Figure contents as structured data
________________________

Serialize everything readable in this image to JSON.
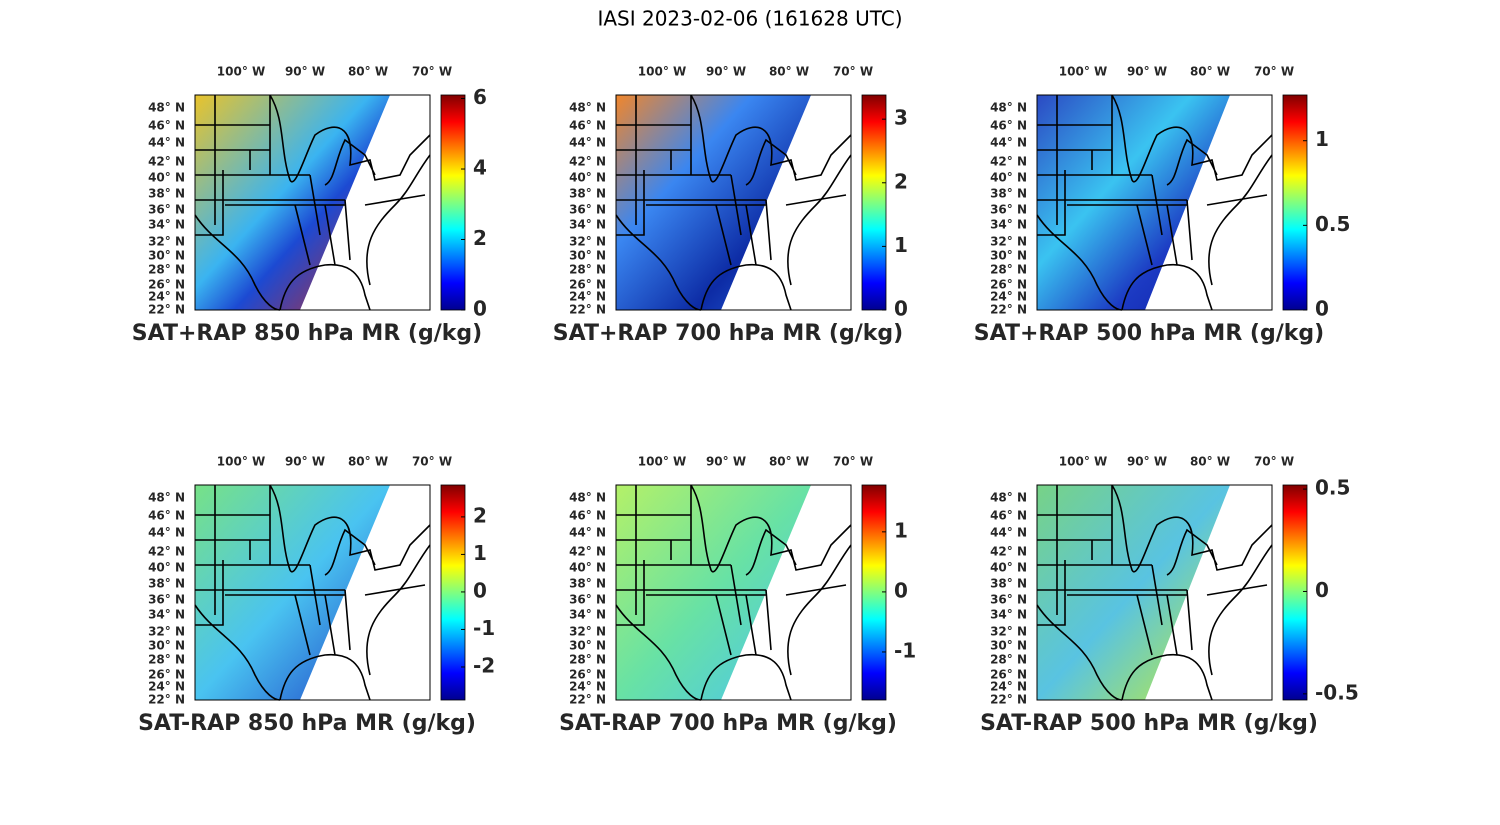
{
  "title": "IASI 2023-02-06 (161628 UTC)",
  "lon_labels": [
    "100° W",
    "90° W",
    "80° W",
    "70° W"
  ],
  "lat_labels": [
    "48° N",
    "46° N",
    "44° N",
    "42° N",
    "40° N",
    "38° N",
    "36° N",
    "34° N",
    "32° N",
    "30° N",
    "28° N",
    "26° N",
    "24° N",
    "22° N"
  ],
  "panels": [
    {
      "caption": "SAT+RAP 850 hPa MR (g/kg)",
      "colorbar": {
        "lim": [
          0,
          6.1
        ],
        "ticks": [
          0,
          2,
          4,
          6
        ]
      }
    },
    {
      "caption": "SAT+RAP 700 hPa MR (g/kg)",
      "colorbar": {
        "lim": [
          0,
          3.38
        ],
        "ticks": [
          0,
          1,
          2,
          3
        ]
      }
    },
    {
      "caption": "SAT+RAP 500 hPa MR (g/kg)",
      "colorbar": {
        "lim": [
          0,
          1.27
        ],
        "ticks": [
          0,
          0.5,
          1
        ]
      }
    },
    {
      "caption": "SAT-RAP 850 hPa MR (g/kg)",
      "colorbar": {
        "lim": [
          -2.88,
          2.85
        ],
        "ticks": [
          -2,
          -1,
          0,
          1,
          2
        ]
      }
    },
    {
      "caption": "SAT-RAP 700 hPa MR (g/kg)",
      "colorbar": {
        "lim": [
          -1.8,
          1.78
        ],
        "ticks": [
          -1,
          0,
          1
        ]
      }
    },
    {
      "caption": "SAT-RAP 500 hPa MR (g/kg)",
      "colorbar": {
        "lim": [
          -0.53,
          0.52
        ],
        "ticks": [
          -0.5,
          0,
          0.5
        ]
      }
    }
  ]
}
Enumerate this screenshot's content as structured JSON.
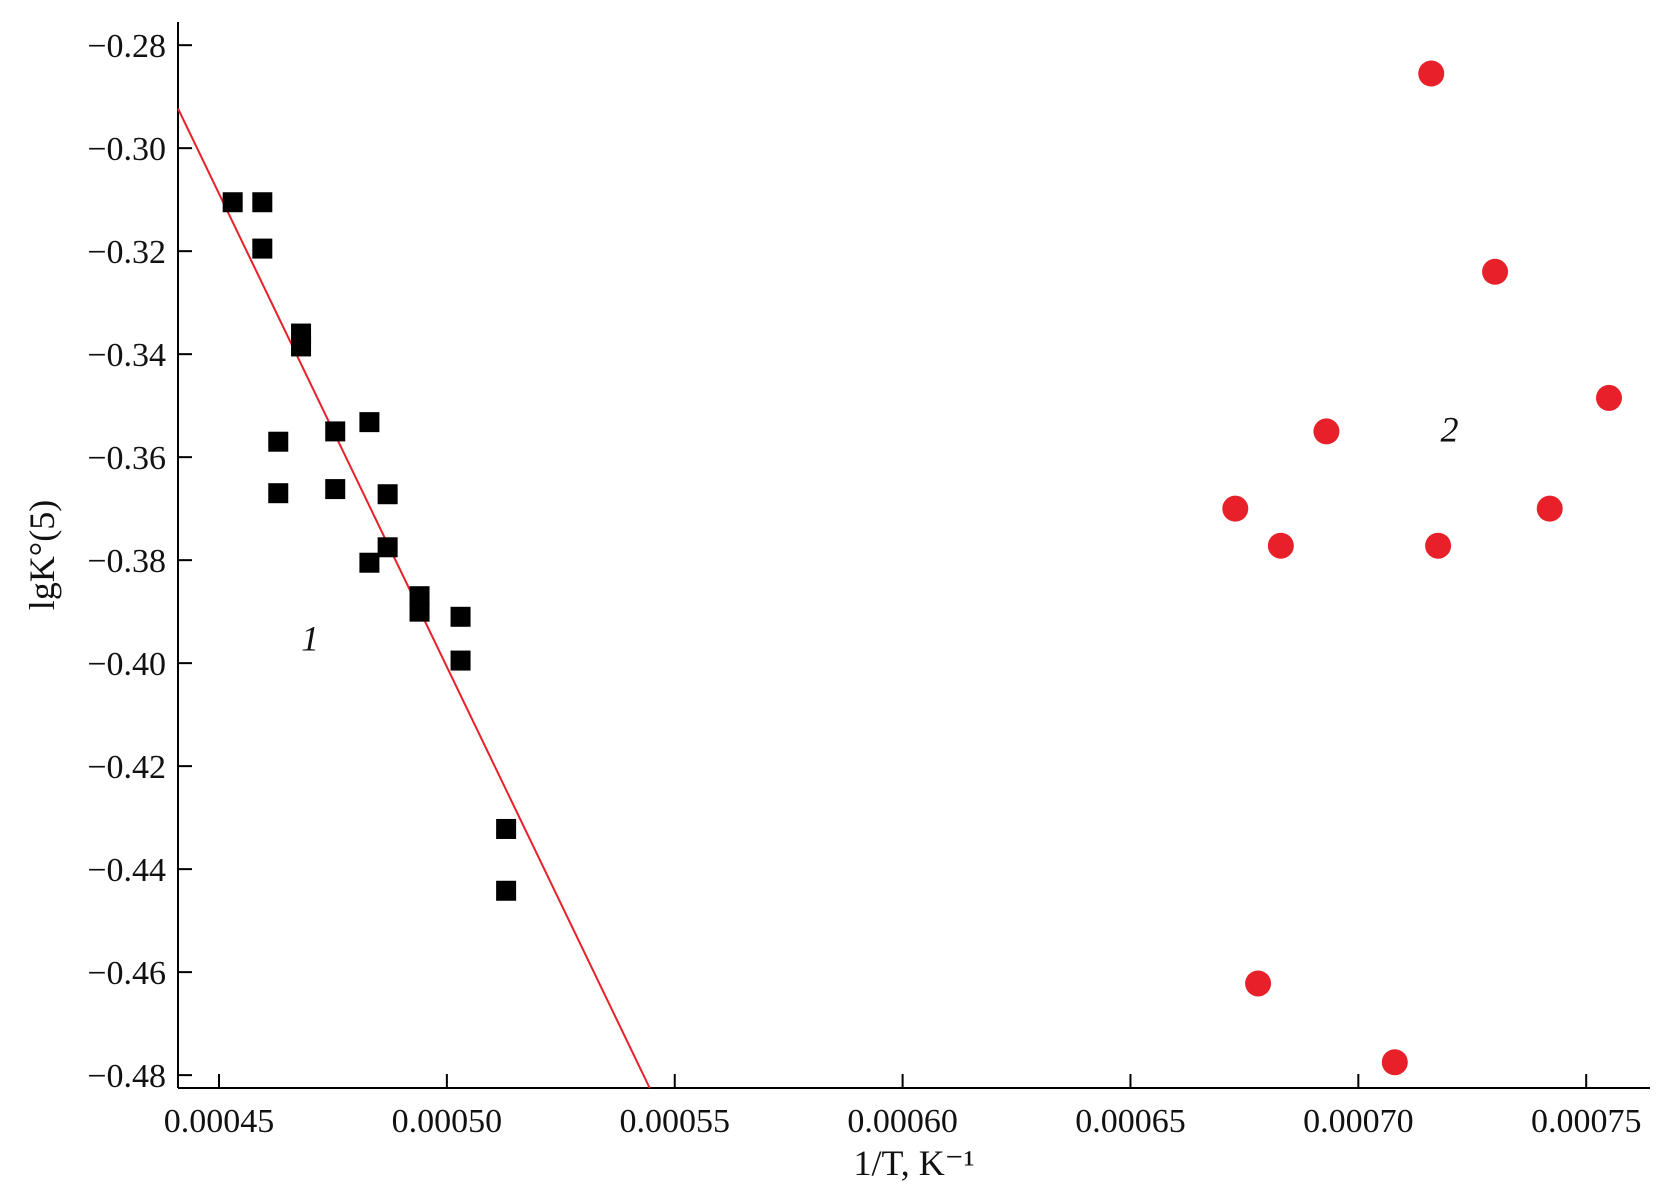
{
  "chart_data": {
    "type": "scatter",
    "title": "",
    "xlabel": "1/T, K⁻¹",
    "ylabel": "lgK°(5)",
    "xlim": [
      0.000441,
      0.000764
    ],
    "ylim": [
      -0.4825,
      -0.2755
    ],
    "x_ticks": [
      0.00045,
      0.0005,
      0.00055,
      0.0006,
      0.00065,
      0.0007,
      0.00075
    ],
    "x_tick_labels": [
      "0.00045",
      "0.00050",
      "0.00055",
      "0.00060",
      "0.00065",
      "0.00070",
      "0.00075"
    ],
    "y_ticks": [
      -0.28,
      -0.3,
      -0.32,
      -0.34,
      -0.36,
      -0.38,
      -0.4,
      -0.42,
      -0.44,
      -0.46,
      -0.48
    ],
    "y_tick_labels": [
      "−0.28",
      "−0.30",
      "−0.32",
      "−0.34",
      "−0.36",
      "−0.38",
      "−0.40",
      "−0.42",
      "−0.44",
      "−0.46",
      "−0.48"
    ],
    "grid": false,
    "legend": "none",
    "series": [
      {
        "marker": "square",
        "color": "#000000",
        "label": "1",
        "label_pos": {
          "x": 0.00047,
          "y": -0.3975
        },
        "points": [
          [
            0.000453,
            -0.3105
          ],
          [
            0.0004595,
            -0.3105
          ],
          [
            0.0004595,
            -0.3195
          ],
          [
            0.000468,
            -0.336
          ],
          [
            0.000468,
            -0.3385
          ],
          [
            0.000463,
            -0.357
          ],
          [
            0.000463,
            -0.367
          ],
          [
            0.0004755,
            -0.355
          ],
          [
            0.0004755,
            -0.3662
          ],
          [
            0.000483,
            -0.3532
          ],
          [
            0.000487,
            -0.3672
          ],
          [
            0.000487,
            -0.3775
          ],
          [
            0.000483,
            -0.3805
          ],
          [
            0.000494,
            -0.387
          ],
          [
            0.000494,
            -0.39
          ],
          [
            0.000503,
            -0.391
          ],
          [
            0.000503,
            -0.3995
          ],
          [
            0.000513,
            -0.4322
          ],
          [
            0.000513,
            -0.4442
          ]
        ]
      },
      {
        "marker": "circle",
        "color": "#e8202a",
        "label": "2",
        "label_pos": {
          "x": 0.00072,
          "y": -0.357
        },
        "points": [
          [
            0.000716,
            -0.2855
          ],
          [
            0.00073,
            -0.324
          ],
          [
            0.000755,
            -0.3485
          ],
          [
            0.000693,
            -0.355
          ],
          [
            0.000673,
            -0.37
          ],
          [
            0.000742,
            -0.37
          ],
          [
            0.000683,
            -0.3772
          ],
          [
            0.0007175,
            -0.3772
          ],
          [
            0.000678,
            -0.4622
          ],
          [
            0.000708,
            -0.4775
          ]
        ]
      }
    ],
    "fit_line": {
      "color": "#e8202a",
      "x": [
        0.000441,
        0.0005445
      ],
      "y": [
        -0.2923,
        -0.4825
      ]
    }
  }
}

________________________

What to work on - Scan the material line by line and report each one that contains "this".

Output of the exercise -
Serialize everything readable in this image to JSON.
Enumerate this screenshot's content as structured JSON.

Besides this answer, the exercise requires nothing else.